TASK BRIEF:
Scan the data below for the string "title". Copy every line where it appears.

ROWS:

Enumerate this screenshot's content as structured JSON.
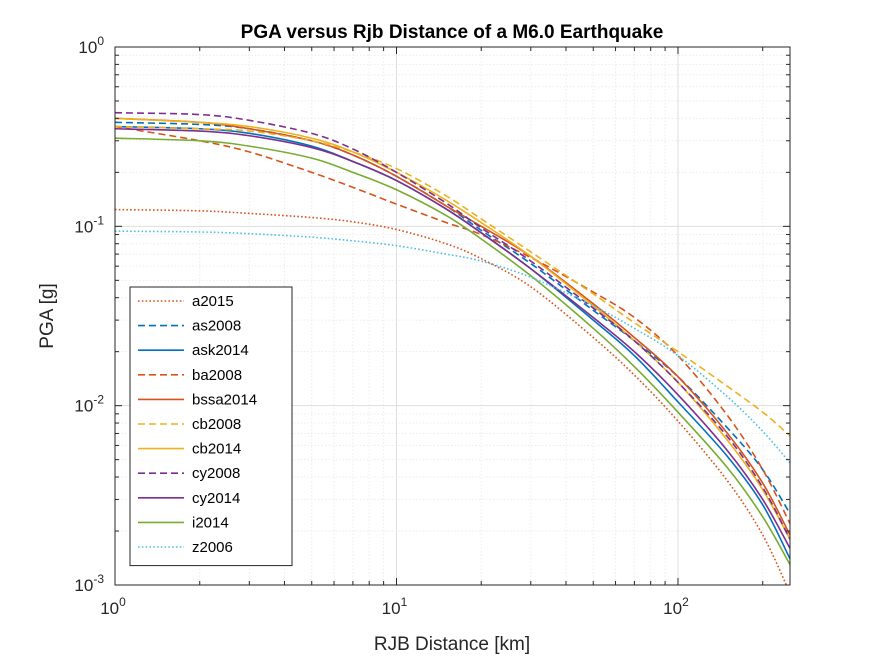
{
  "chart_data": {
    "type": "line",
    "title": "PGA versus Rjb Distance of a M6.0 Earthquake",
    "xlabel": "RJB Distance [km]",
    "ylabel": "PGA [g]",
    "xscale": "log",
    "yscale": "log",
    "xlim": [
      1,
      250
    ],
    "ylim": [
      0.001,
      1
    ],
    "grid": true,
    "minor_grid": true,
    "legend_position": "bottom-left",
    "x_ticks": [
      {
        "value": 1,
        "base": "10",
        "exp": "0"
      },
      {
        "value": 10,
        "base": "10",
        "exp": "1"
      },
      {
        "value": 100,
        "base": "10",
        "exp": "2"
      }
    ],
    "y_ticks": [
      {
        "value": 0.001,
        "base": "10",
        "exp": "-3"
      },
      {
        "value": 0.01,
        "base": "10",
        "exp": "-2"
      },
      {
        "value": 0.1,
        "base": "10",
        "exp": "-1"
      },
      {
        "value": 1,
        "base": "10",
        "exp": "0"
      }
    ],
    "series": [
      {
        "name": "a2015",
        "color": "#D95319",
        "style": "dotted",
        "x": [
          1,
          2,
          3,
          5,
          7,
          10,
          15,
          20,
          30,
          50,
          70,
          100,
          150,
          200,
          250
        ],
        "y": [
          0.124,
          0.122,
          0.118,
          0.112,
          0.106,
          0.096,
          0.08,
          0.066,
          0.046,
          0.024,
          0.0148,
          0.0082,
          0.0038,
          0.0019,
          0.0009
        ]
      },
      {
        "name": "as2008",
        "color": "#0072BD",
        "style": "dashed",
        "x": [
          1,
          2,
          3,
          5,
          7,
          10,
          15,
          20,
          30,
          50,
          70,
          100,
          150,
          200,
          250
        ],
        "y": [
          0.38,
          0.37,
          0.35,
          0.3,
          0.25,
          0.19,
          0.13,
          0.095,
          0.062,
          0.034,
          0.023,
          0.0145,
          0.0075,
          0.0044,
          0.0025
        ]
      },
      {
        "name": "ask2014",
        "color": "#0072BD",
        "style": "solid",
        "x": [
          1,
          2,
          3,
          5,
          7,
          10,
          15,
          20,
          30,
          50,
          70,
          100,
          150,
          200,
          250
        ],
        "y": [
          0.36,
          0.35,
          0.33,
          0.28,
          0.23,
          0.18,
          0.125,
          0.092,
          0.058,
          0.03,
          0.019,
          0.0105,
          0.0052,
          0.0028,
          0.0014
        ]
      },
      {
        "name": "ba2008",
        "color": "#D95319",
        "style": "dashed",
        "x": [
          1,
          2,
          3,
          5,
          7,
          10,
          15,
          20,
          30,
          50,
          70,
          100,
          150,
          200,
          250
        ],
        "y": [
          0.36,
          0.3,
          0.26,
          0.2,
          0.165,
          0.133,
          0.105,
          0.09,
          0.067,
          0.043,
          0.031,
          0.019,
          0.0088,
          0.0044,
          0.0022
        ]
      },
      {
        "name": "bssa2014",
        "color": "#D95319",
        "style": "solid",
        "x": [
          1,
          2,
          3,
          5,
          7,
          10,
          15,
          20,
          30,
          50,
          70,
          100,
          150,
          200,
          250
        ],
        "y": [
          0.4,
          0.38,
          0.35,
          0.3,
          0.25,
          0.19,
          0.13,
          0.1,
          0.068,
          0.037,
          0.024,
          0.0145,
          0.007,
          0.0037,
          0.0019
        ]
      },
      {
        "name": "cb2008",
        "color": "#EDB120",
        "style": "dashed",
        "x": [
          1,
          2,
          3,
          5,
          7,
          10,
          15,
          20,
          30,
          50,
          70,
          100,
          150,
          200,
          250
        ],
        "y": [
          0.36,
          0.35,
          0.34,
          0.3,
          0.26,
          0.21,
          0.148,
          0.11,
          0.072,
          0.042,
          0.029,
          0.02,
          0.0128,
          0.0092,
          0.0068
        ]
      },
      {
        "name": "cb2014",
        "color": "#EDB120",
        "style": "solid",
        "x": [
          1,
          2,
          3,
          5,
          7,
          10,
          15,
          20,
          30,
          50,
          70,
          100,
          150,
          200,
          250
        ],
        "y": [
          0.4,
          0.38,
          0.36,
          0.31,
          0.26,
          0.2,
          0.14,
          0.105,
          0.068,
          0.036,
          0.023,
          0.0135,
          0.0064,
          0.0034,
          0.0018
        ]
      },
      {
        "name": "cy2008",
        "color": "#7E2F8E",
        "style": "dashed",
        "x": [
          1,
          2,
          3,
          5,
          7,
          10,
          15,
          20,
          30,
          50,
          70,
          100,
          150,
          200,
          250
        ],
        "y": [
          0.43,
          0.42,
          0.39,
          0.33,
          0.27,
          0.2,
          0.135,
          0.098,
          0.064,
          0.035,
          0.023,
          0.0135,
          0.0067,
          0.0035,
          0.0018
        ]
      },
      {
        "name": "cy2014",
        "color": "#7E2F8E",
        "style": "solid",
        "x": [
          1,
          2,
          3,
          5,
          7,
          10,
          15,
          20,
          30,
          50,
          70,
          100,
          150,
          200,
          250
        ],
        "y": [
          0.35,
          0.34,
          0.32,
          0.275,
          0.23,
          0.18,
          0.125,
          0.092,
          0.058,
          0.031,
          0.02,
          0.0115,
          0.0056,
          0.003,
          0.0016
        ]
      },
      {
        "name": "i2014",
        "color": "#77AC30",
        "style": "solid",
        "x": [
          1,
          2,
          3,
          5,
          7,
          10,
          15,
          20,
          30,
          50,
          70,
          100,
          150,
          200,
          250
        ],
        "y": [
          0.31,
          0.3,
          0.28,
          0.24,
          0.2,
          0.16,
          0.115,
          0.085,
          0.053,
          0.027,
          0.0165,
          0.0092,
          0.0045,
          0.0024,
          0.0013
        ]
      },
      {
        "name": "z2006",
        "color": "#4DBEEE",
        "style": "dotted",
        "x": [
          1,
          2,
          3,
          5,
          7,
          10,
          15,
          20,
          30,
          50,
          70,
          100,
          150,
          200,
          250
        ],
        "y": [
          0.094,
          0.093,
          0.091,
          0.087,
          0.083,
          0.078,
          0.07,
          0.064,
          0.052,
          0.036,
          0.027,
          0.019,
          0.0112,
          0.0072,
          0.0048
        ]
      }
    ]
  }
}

* * *

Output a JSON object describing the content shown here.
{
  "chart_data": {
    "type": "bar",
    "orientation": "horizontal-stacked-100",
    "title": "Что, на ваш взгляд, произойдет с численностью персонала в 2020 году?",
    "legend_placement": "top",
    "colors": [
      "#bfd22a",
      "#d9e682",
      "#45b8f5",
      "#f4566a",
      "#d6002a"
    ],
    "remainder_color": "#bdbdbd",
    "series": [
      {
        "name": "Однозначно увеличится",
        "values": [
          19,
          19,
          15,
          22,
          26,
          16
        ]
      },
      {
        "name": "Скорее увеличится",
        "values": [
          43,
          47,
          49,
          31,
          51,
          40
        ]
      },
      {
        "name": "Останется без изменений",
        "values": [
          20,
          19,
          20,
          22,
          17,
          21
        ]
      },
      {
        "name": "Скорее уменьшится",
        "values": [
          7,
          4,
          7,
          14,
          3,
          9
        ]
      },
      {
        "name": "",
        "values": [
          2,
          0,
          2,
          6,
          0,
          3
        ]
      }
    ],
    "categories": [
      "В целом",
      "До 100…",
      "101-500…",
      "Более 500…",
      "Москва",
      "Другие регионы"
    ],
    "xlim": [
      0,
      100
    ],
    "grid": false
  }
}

---

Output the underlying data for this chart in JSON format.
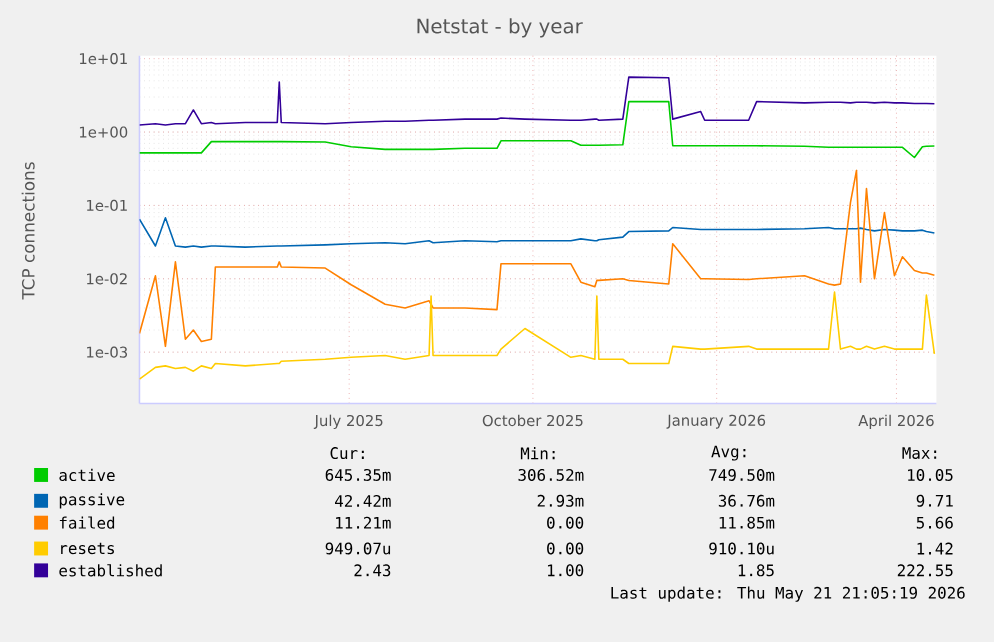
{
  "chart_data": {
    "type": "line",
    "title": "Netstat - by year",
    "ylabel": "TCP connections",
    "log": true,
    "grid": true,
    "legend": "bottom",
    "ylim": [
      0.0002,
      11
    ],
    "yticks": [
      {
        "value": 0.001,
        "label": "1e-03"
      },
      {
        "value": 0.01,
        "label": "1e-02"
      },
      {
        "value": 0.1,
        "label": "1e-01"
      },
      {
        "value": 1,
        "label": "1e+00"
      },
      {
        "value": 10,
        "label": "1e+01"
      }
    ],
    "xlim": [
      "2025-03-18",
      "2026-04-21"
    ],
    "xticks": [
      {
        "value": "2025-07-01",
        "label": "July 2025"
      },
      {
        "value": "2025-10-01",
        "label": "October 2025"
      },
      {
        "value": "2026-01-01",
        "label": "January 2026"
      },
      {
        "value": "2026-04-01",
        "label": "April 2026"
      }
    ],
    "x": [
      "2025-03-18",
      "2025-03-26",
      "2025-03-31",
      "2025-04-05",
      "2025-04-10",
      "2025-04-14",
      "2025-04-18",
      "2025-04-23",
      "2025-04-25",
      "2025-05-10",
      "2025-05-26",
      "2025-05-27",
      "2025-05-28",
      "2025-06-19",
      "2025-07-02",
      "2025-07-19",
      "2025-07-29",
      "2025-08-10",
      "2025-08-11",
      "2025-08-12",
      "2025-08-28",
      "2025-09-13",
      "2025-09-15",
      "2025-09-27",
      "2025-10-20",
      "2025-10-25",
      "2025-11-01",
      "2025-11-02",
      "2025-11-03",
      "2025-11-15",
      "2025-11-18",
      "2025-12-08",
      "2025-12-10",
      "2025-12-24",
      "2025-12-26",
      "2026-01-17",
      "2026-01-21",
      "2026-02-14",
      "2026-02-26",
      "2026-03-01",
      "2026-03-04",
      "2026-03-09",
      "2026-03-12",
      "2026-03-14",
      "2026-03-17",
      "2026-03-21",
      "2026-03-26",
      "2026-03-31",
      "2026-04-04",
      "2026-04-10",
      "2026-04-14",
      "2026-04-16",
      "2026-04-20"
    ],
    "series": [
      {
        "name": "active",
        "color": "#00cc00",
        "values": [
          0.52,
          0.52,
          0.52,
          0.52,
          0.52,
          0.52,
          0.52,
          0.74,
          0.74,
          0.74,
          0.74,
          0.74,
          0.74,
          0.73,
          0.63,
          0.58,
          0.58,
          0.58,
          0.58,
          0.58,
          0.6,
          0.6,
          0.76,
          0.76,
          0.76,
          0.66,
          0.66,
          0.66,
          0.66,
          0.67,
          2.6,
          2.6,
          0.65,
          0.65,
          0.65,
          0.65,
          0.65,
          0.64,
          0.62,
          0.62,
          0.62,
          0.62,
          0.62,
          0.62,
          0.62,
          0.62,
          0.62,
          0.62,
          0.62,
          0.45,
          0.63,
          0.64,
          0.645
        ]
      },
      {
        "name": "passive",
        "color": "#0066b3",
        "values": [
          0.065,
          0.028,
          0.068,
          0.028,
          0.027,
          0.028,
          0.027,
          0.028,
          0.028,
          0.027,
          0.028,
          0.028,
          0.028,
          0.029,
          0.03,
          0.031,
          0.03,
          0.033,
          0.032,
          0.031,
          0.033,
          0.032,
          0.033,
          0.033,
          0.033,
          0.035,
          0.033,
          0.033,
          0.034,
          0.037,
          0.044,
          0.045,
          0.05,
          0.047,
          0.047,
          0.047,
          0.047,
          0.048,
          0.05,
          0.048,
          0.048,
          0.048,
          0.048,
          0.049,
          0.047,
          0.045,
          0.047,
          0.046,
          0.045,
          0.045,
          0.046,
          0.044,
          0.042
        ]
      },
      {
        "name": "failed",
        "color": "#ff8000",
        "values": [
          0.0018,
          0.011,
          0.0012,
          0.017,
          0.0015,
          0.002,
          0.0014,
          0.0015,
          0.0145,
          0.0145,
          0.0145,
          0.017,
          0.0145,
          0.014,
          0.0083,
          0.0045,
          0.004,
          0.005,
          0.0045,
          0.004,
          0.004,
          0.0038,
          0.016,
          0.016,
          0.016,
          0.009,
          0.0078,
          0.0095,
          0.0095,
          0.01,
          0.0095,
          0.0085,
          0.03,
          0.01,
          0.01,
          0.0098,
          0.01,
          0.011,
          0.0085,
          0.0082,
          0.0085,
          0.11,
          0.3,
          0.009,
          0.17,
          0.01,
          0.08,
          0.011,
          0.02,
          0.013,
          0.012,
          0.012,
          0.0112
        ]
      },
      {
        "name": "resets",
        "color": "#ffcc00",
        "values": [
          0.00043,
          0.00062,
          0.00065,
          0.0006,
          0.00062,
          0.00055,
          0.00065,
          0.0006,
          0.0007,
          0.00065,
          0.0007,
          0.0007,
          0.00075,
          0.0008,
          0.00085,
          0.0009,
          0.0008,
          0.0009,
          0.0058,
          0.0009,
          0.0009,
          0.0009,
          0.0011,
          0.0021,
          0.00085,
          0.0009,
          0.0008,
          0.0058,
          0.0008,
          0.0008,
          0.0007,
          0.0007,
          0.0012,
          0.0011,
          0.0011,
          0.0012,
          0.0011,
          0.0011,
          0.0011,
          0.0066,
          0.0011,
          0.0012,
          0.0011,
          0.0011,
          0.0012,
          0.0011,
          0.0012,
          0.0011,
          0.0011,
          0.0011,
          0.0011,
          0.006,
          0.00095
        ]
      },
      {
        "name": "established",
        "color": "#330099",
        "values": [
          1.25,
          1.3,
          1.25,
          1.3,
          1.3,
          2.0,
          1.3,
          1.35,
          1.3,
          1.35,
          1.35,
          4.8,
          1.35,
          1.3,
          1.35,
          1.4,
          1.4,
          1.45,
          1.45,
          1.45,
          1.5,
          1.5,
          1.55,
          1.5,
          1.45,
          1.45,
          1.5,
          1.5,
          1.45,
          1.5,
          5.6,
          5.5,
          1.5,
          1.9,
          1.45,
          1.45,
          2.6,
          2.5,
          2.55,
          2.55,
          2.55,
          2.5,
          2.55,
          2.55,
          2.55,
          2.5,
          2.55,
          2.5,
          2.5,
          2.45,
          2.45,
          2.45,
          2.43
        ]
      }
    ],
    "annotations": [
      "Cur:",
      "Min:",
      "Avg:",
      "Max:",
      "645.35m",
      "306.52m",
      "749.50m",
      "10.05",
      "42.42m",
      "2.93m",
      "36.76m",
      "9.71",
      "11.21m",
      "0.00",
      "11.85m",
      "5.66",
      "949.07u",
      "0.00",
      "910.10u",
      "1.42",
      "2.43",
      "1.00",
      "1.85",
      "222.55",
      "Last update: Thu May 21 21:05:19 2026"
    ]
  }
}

THE RESPONSE:
    "title": "PGA versus Rjb Distance of a M6.0 Earthquake",
    "title": "Что, на ваш взгляд, произойдет с численностью персонала в 2020 году?",
    "title": "Netstat - by year",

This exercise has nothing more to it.